(Extrait cité)
• • • •
Dans le sixième volume de la saga Harry Potter, le lecteur prend connaissance de l’existence, en cours de potion, du plus puissant filtre d’amour, l’Amortentia. Il suffit d’en humer le parfum, toujours différent, pour ressentir et comprendre ce qu’est le véritable amour. Amour qui se concrétise, chez Hermione, par l’odeur de l’herbe fraichement coupée et celle, tout aussi romantique, des pages des vieux livres. Lorsque j’ai lu ce passage autour de l’Amortentia, adolescente, je n’ai pas pu m’empêcher d’être un peu sceptique. Que ce soit en musique, en littérature ou au cinéma, l’odeur, en invoquant l’être aimé, pousse le narrateur ou les personnages dans des envolées lyriques et des descriptions interminables. Parce qu’elle est une métaphore vieille comme le monde. Seulement voilà, dans la réalité, force est de constater que les êtres humains sentent rarement la rose ou les vieux livres, qu’il est difficile de décrire l’odeur du shampoing à la pomme ou celle de l’encre. D’ailleurs à quoi doit ressembler une personne qui sent l’encre ? Que doit-elle m’évoquer ? Les longs après-midis à la bibliothèque ? Un écrivain bohème et torturé ? Comment pourrais-je seulement décrire le parfum des autres quand je ne suis moi-même pas certaine de savoir ce qu’est ma propre odeur.
Je vais vous le dire : en réalité, personne ne sait jamais quel gout ont les lèvres de l’être aimé, sauf quand celui-ci a abusé de la cigarette ou de l’ail. Les gens ont le gout du sel et de la sueur, pas des fraises. Parfois, ils sentent un peu le gel douche, de loin, le déodorant à la limite ou les restes du parfum dont ils se sont aspergés le matin et qu’il est bien difficile d’identifier. Ne vous méprenez pas, je suis la première à considérer que l’odeur a un fort impact sur nos émotions et notre vision du monde. L’odeur a le pouvoir de nous ramener en enfance et de voyager dans nos souvenirs. Un bouquet de notes chaudes me remémore la maison de ma grand-mère, les cigarettes, très fortes, de mon grand-oncle et ses chaussures en peau de crocodile. Le pouvoir de l’odorat est connu de tous et toutes et la science a depuis longtemps dévoilé son secret : notre bulbe olfactif est directement lié à notre cerveau, nos amygdales et l’hippocampe, qui jouent, selon Psychology Today, "un rôle essentiel dans la mémoire et les émotions". J’acquiesce, bien sûr, mais la poétisation à outrance du monde et de ses odeurs implique que tout le monde ait un jour senti telle fleur ou telle épice et qu’elles évoquent pour nous l’amour, le vrai, l’universel.
• • • •
(Données extraites)
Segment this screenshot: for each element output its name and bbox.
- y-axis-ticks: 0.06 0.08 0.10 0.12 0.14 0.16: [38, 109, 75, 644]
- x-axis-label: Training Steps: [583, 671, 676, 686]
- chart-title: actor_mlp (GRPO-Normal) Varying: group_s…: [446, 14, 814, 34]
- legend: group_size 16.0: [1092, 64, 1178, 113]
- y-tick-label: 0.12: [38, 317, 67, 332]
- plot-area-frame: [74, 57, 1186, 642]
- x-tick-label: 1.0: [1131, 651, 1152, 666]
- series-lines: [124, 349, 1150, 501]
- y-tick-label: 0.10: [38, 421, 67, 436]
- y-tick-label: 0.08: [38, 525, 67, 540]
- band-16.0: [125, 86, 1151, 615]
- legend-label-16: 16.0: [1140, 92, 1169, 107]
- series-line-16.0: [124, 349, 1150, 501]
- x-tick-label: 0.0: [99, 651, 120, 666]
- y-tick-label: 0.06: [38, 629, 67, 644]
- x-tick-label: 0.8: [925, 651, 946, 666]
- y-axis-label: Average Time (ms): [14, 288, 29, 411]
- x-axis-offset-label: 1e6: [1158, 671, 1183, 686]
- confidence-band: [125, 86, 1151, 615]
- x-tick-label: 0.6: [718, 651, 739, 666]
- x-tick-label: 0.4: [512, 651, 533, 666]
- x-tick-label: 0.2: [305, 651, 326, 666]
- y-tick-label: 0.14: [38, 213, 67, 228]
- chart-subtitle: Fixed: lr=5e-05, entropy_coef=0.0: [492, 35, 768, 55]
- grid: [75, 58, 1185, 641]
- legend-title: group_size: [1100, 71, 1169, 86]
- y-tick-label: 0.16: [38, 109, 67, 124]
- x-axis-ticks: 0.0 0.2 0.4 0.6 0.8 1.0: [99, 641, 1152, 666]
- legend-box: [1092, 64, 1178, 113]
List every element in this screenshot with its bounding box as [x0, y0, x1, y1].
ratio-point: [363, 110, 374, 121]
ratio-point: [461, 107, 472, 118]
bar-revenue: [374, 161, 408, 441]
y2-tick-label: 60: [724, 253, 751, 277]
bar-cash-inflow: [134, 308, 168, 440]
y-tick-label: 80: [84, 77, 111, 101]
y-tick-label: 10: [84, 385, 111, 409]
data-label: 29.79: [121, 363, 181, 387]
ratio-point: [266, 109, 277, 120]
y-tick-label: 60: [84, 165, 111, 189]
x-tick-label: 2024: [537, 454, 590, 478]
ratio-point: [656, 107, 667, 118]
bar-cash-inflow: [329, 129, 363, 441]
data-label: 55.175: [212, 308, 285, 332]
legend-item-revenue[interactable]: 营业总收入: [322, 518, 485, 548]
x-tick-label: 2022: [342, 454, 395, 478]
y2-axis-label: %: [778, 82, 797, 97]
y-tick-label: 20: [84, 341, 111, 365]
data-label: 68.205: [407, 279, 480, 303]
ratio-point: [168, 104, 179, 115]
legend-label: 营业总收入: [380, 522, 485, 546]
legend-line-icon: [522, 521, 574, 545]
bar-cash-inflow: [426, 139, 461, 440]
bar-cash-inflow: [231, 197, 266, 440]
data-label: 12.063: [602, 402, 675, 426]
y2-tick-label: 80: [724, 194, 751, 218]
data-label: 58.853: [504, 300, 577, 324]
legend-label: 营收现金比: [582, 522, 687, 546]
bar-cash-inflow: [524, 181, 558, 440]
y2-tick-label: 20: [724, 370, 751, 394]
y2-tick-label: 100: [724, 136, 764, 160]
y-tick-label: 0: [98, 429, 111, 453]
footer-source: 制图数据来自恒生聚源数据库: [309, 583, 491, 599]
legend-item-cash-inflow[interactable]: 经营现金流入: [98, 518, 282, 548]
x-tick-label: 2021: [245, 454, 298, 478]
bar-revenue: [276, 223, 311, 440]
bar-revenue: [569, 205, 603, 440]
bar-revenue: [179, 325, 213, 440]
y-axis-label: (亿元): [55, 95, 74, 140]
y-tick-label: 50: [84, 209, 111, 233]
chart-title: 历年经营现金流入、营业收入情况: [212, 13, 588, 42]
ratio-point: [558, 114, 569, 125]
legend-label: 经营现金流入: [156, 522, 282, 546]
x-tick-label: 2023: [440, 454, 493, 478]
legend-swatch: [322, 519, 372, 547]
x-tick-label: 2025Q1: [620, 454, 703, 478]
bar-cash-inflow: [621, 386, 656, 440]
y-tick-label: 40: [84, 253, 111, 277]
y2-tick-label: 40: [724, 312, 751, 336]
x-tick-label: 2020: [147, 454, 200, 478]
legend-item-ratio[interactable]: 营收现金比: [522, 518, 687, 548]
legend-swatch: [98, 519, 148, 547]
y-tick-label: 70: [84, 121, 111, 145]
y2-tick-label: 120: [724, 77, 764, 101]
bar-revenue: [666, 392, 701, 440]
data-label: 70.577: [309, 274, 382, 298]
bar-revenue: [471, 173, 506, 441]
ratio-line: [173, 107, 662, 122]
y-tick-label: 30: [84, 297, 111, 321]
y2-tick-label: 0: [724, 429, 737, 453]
• • • •
(Consigne)
Rédigez la suite du texte sur l'odeur de l'être aimé, en reprenant juste après sa dernière phrase.

(Exercice corrigé)
Je l’avoue sans honte, il y a encore très peu de temps, je n’avais strictement aucune connaissance de l’amour, le vrai, l’universel. J’ai passé mon adolescence et mes 20 premières années sans jamais avoir embrassé un seul garçon. Au lycée, certains garçons étaient à mon goût mais je ne suis jamais parvenue à m’en rapprocher assez pour me laisser envouter par l’odeur du déodorant ou de l’eau de Cologne. Le sexe masculin était un mystère à mes yeux, à mon nez, à ma bouche. J’étais de toute façon intéressée par tout autre chose – les études d’abord. Et puis un jour, j’ai déménagé à New York. J’ai réalisé que je n’avais jamais éprouvé ni senti ni humé la peau d’une autre personne que moi et je me suis immiscée dans l’univers génial et sexy du dating contemporain. Presque instantanément, le sens de l’odorat s’est substitué à ma recherche de l’être aimé : un ami proche m’a suggéré de me badigeonner d’un certain parfum aux vertus aphrodisiaques pour attirer les hommes – un genre d’Amortentia IRL, en somme – que je n’ai jamais essayé mais j’en ai secrètement rêvé.
Je n’ai reçu mon premier baiser qu’à mes 23 ans, des lèvres d’un inconnu et dans un bar sombre et lugubre du Lower East Side. Quand j’y repense aujourd’hui, je me remémore très bien son odeur : il sentait le cuir. Le cuir noir, épais qui enveloppait son torse et ses épaules. C’est une des seules choses qui me soit resté de lui, son odeur. Je ne me souviens même plus de son nom.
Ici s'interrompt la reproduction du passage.